_Written request_
The records follow. Transcribe only the lines from the line containing "What text is on this page?" through the end, both ends included, and leave out the pictures.

Source data:
——
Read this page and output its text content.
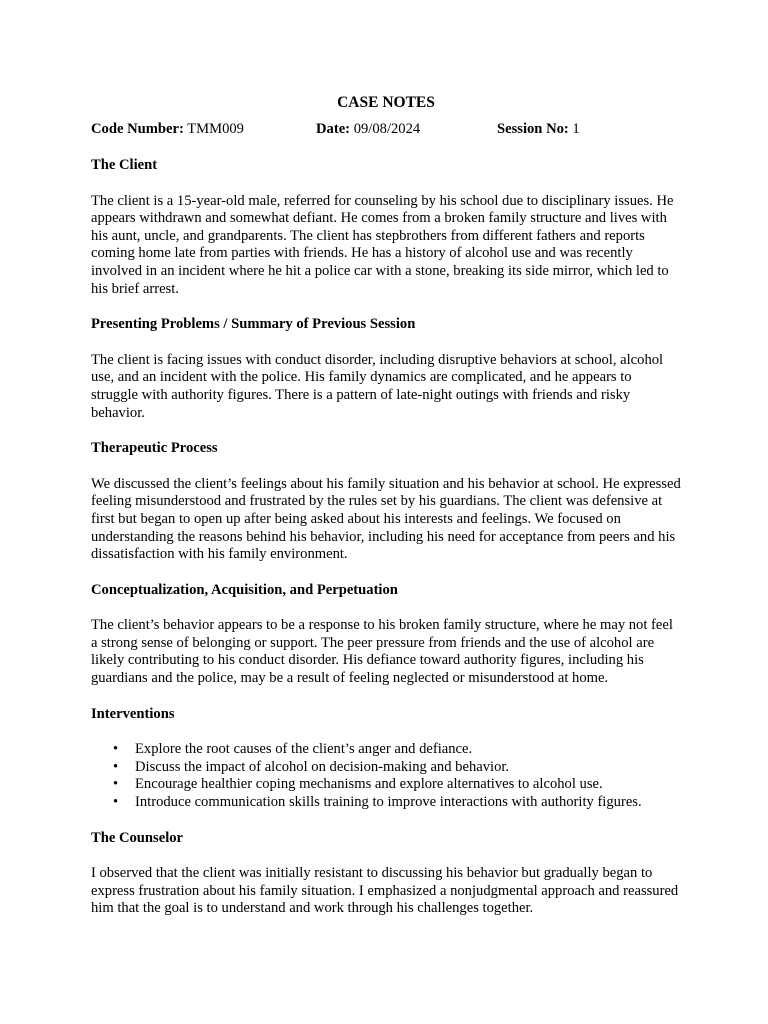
CASE NOTES
Code Number: TMM009	Date: 09/08/2024	Session No: 1
The Client

The client is a 15-year-old male, referred for counseling by his school due to disciplinary issues. He appears withdrawn and somewhat defiant. He comes from a broken family structure and lives with his aunt, uncle, and grandparents. The client has stepbrothers from different fathers and reports coming home late from parties with friends. He has a history of alcohol use and was recently involved in an incident where he hit a police car with a stone, breaking its side mirror, which led to his brief arrest.

Presenting Problems / Summary of Previous Session

The client is facing issues with conduct disorder, including disruptive behaviors at school, alcohol use, and an incident with the police. His family dynamics are complicated, and he appears to struggle with authority figures. There is a pattern of late-night outings with friends and risky behavior.

Therapeutic Process

We discussed the client’s feelings about his family situation and his behavior at school. He expressed feeling misunderstood and frustrated by the rules set by his guardians. The client was defensive at first but began to open up after being asked about his interests and feelings. We focused on understanding the reasons behind his behavior, including his need for acceptance from peers and his dissatisfaction with his family environment.

Conceptualization, Acquisition, and Perpetuation

The client’s behavior appears to be a response to his broken family structure, where he may not feel a strong sense of belonging or support. The peer pressure from friends and the use of alcohol are likely contributing to his conduct disorder. His defiance toward authority figures, including his guardians and the police, may be a result of feeling neglected or misunderstood at home.

Interventions
• Explore the root causes of the client’s anger and defiance.
• Discuss the impact of alcohol on decision-making and behavior.
• Encourage healthier coping mechanisms and explore alternatives to alcohol use.
• Introduce communication skills training to improve interactions with authority figures.
The Counselor

I observed that the client was initially resistant to discussing his behavior but gradually began to express frustration about his family situation. I emphasized a nonjudgmental approach and reassured him that the goal is to understand and work through his challenges together.
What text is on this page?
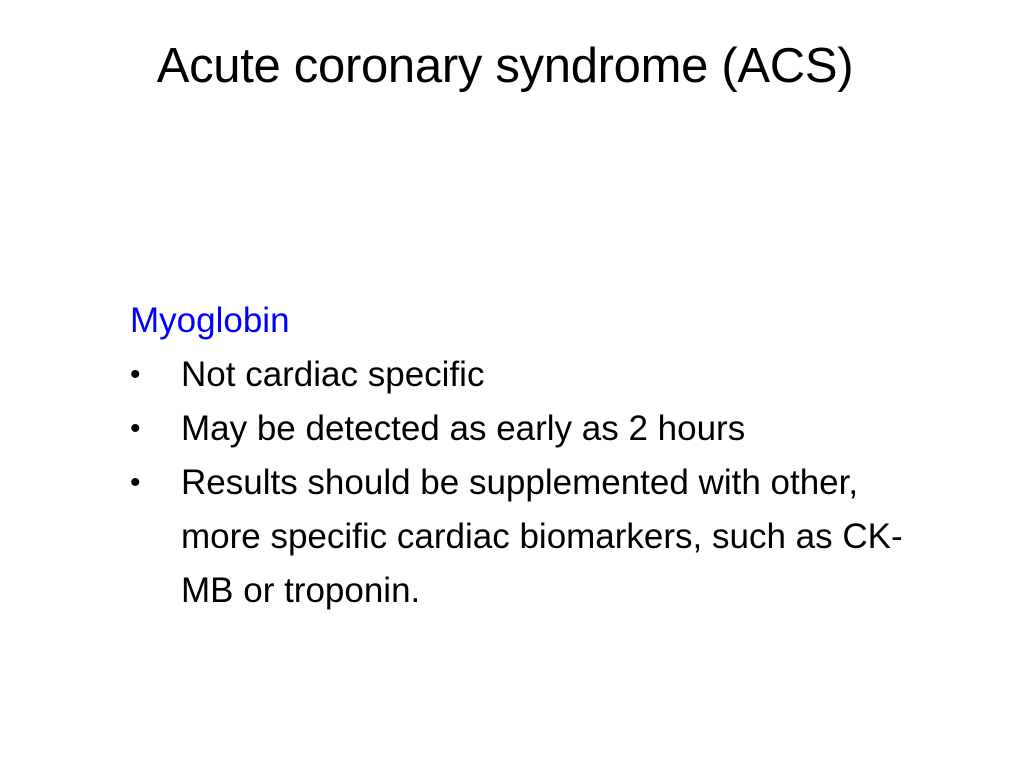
Acute coronary syndrome (ACS)

Myoglobin

• Not cardiac specific
• May be detected as early as 2 hours
• Results should be supplemented with other, more specific cardiac biomarkers, such as CK-MB or troponin.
——
_Result below_
What text is on this page?
Acute coronary syndrome (ACS)

Myoglobin

• Not cardiac specific
• May be detected as early as 2 hours
• Results should be supplemented with other, more specific cardiac biomarkers, such as CK-MB or troponin.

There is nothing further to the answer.